___ PROVIDED DATA ___

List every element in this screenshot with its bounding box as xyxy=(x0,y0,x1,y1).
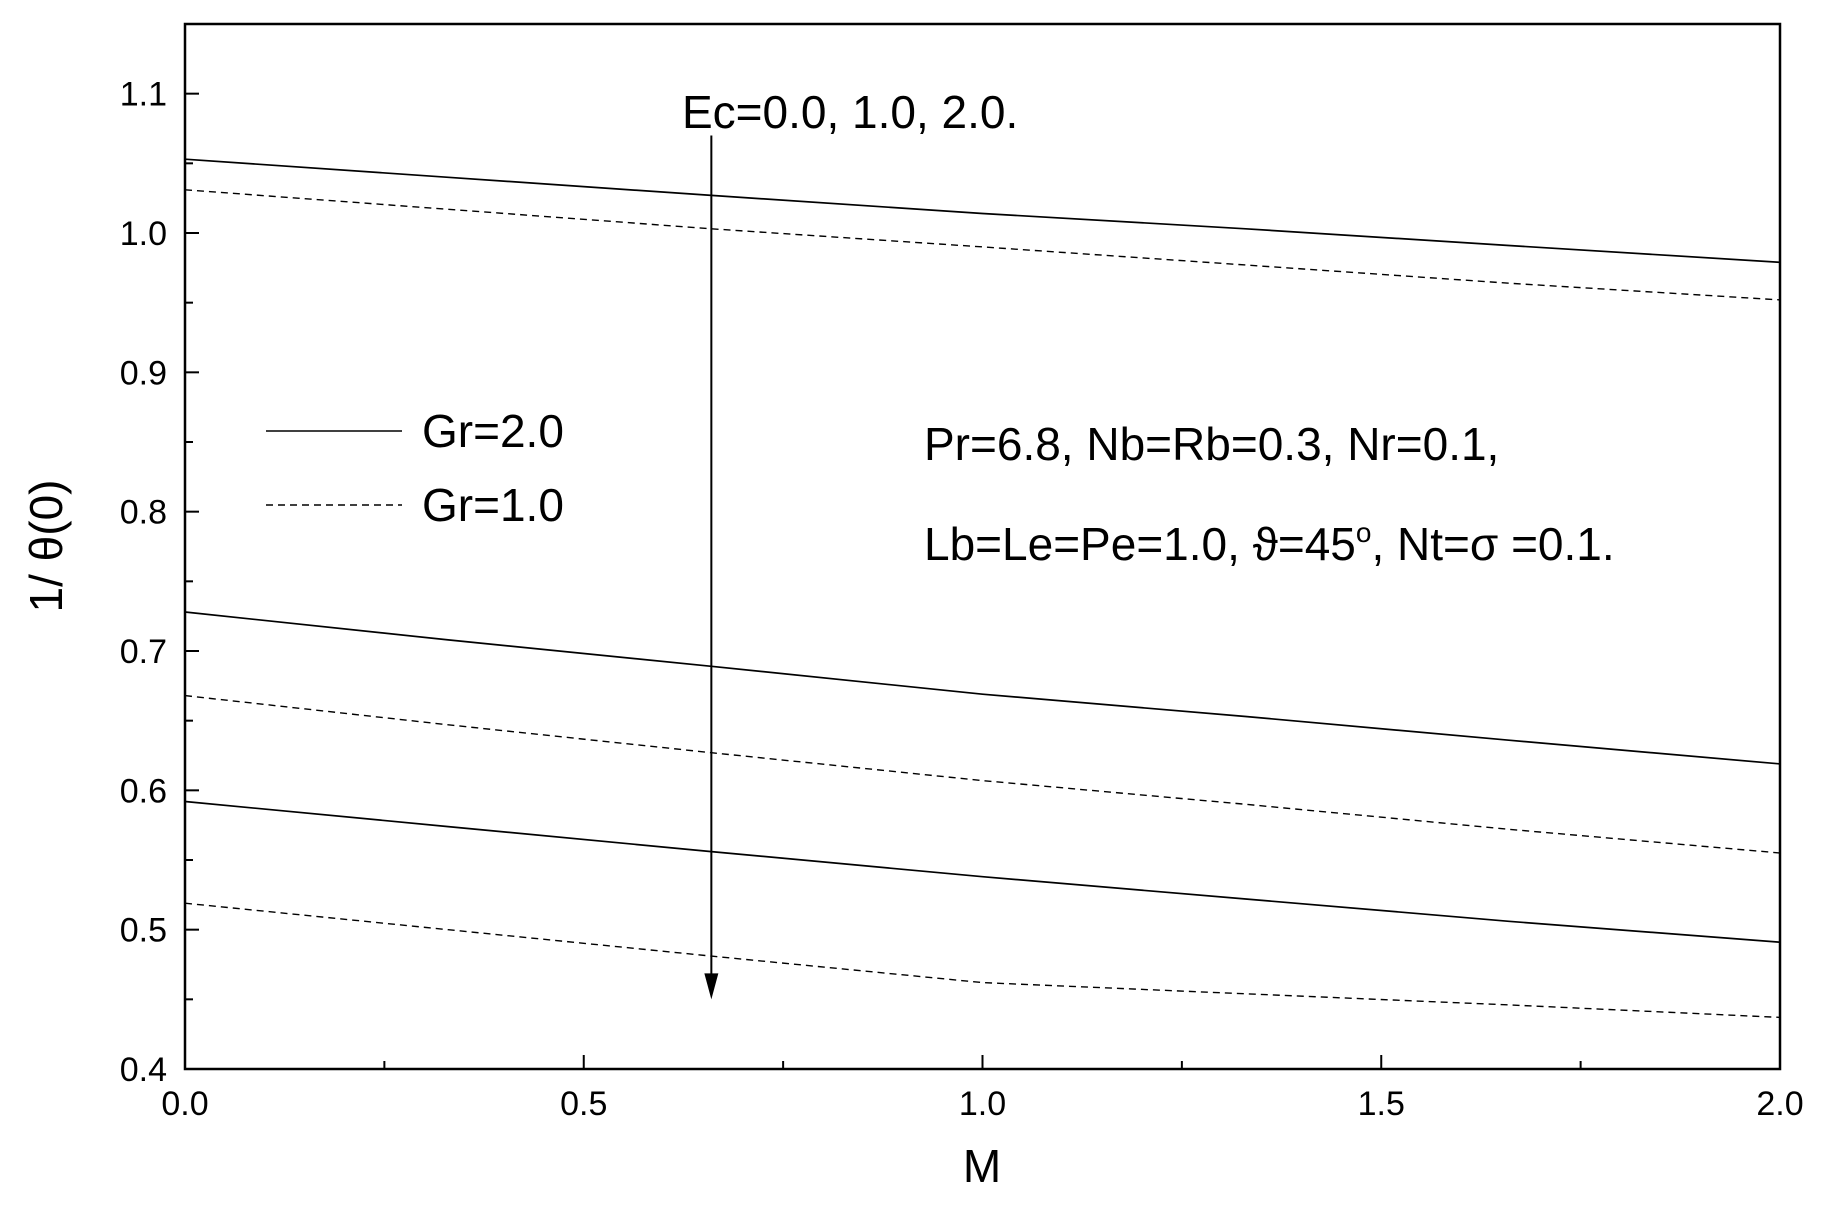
y-axis-title: 1/ θ(0) xyxy=(20,480,72,613)
series-line-1-solid xyxy=(184,158,1781,264)
axis-ticks xyxy=(184,23,1781,1070)
y-tick-label: 1.0 xyxy=(120,215,167,253)
ec-arrow-head xyxy=(704,973,719,1000)
x-tick-label: 0.0 xyxy=(161,1085,208,1123)
y-tick-label: 0.5 xyxy=(120,912,167,950)
series-line-6-dashed xyxy=(184,902,1781,1019)
x-tick-label: 2.0 xyxy=(1756,1085,1803,1123)
y-tick-label: 0.6 xyxy=(120,772,167,810)
y-tick-label: 0.7 xyxy=(120,633,167,671)
series-line-4-dashed xyxy=(184,694,1781,854)
params-line-2: Lb=Le=Pe=1.0, ϑ=45o, Nt=σ =0.1. xyxy=(924,517,1615,570)
x-tick-label: 0.5 xyxy=(560,1085,607,1123)
legend-label-gr-2: Gr=2.0 xyxy=(422,405,564,457)
legend: Gr=2.0 Gr=1.0 xyxy=(266,405,564,531)
axis-tick-labels: 0.0 0.5 1.0 1.5 2.0 0.4 0.5 0.6 0.7 0.8 0.9 1.0 1.1 xyxy=(120,76,1804,1123)
series-line-2-dashed xyxy=(184,189,1781,301)
params-theta-symbol: ϑ xyxy=(1253,518,1278,570)
y-tick-label: 0.8 xyxy=(120,494,167,532)
params-line-1: Pr=6.8, Nb=Rb=0.3, Nr=0.1, xyxy=(924,418,1499,470)
series-line-3-solid xyxy=(184,611,1781,765)
x-axis-title: M xyxy=(963,1140,1001,1192)
x-tick-label: 1.5 xyxy=(1358,1085,1405,1123)
y-tick-label: 0.4 xyxy=(120,1051,167,1089)
series-line-5-solid xyxy=(184,800,1781,944)
y-tick-label: 0.9 xyxy=(120,354,167,392)
series-lines xyxy=(184,158,1781,1019)
params-degree-symbol: o xyxy=(1356,517,1372,548)
legend-label-gr-1: Gr=1.0 xyxy=(422,479,564,531)
params-line-2-prefix: Lb=Le=Pe=1.0, xyxy=(924,518,1253,570)
params-line-2-suffix: , Nt=σ =0.1. xyxy=(1371,518,1614,570)
x-tick-label: 1.0 xyxy=(959,1085,1006,1123)
ec-arrow-label: Ec=0.0, 1.0, 2.0. xyxy=(682,86,1018,138)
y-tick-label: 1.1 xyxy=(120,76,167,114)
params-line-2-mid: =45 xyxy=(1278,518,1356,570)
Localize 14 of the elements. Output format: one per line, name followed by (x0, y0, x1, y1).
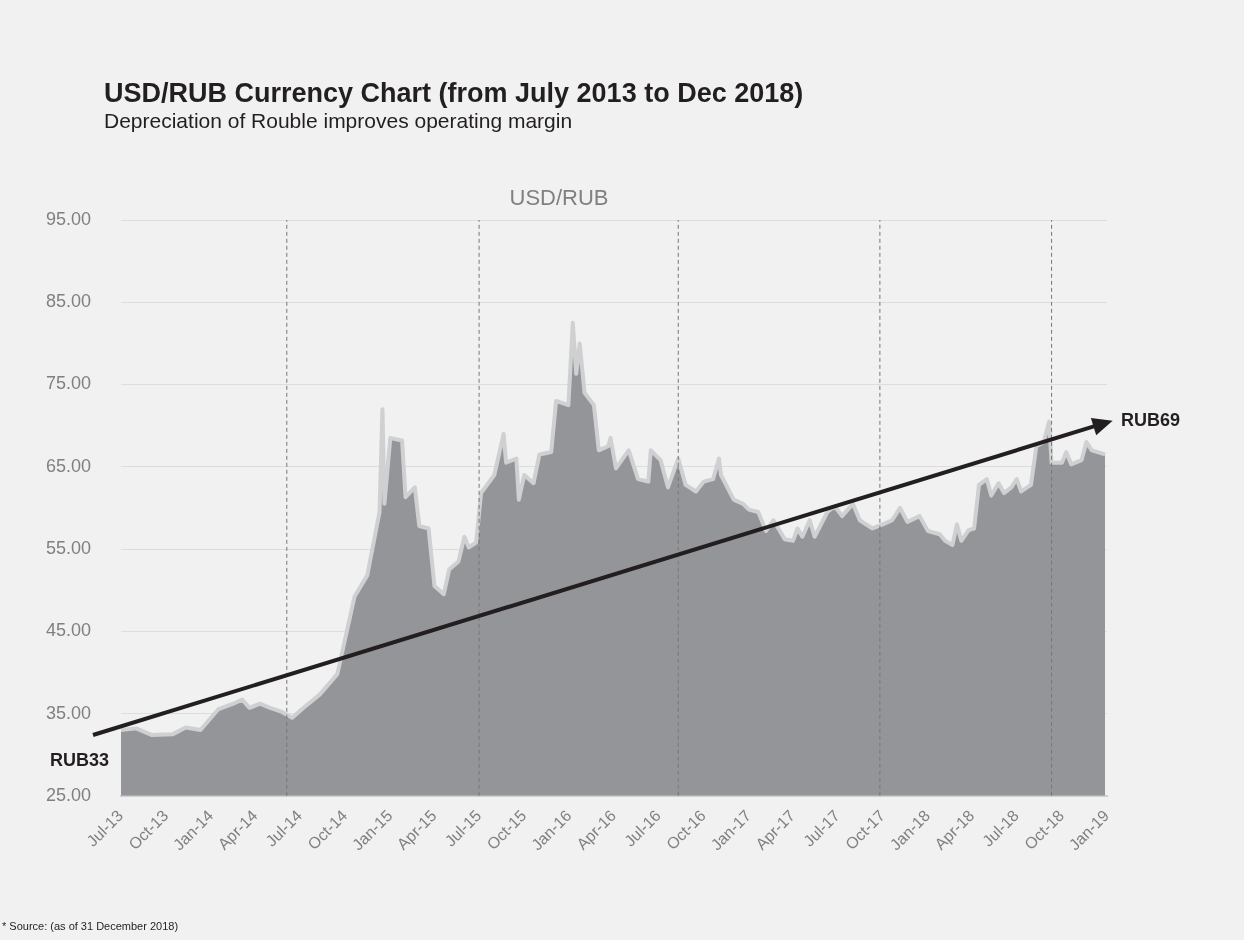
y-tick-label: 75.00 (45, 373, 91, 394)
y-tick-label: 85.00 (45, 291, 91, 312)
chart-subtitle: Depreciation of Rouble improves operating margin (104, 109, 574, 133)
y-tick-label: 65.00 (45, 455, 91, 476)
y-tick-label: 95.00 (45, 208, 91, 229)
text: * Source: (as of 31 December 2018) (2, 920, 179, 932)
text: RUB69 (1121, 410, 1181, 431)
chart-title: USD/RUB Currency Chart (from July 2013 to Dec 2018) (104, 78, 804, 109)
y-tick-label: 55.00 (45, 538, 91, 559)
text: RUB33 (50, 750, 110, 771)
y-tick-label: 25.00 (45, 784, 91, 805)
text: USD/RUB (509, 185, 609, 211)
y-tick-label: 35.00 (45, 702, 91, 723)
y-tick-label: 45.00 (45, 620, 91, 641)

___

(WORK REQUIRED): Can you retype the data from the line holding "y-axis-title: 1/ θ(0) xyxy=(20,480,72,613)" through the line holding "x-tick-label: 0.0 xyxy=(161,1085,208,1123)", inclusive, with no changes?

(OUTPUT OF THE EXERCISE):
y-axis-title: 1/ θ(0) xyxy=(20,480,72,613)
series-line-1-solid xyxy=(184,158,1781,264)
axis-ticks xyxy=(184,23,1781,1070)
y-tick-label: 1.0 xyxy=(120,215,167,253)
ec-arrow-head xyxy=(704,973,719,1000)
x-tick-label: 0.0 xyxy=(161,1085,208,1123)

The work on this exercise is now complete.